▶ **Your objective**
Pull out every line containing the string "full".

-------- Input records --------

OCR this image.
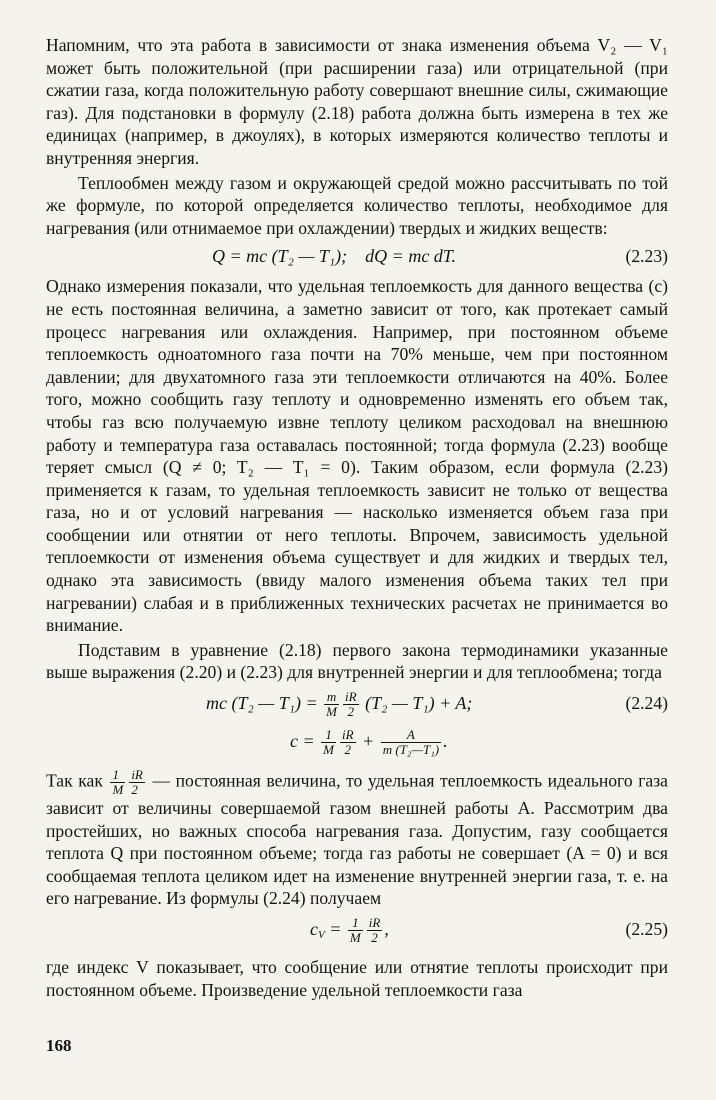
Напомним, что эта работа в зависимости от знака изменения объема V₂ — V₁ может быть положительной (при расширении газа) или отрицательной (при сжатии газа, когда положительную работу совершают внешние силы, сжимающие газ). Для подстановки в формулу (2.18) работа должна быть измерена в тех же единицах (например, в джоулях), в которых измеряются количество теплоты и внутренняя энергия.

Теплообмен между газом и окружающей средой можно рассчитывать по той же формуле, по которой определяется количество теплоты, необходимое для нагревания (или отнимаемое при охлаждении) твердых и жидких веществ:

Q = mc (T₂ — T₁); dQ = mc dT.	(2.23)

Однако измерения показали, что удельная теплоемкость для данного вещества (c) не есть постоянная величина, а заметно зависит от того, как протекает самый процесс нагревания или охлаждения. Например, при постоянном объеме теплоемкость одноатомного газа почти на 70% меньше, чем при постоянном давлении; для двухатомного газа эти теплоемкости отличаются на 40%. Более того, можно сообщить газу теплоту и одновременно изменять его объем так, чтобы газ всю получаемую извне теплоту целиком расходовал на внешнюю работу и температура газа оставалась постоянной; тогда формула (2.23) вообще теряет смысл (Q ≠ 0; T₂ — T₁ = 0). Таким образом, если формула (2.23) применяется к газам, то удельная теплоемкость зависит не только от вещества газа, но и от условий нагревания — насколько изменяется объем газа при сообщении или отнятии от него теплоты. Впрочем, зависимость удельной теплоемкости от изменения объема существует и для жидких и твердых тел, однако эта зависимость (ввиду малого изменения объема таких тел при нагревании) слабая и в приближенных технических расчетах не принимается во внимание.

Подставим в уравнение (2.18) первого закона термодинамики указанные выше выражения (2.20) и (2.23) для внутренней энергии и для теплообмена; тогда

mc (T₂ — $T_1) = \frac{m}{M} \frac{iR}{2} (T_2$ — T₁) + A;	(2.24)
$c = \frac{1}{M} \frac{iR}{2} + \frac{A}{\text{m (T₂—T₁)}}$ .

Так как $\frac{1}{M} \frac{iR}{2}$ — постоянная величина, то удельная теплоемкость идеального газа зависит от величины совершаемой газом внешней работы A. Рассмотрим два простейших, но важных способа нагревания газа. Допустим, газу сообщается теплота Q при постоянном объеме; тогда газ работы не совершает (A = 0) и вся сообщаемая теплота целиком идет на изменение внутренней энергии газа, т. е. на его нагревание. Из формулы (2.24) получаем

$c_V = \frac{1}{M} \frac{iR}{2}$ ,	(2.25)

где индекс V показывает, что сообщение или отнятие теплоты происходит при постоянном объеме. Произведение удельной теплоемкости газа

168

--------
-------- Input records --------

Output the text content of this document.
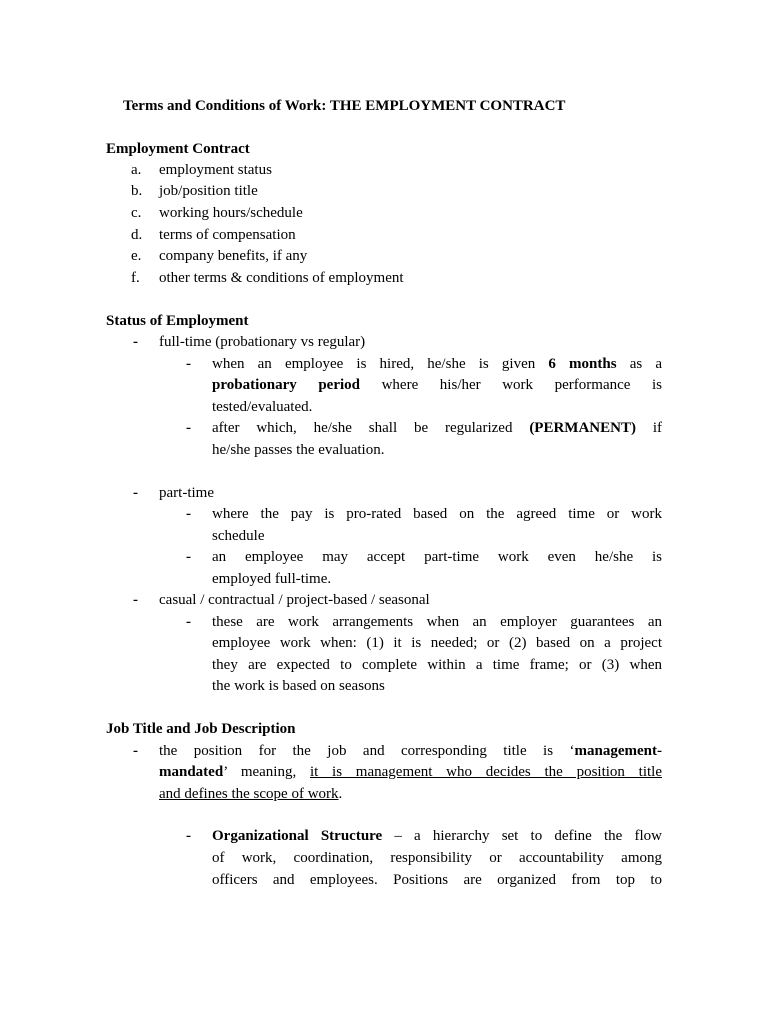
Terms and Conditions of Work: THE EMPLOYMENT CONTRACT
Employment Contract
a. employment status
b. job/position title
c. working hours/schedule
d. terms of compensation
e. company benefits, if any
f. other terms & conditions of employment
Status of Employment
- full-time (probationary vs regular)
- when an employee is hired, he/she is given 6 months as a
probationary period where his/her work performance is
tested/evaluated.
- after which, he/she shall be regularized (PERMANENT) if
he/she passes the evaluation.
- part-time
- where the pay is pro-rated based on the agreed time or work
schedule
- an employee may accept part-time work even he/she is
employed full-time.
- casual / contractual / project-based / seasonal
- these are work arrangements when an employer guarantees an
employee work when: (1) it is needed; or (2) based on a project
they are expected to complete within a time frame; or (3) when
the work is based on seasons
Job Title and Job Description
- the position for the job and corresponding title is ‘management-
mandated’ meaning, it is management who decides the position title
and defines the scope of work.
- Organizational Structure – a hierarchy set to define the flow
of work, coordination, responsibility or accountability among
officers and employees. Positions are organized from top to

--------

▶ **Result of the exercise**
- full-time (probationary vs regular)
employed full-time.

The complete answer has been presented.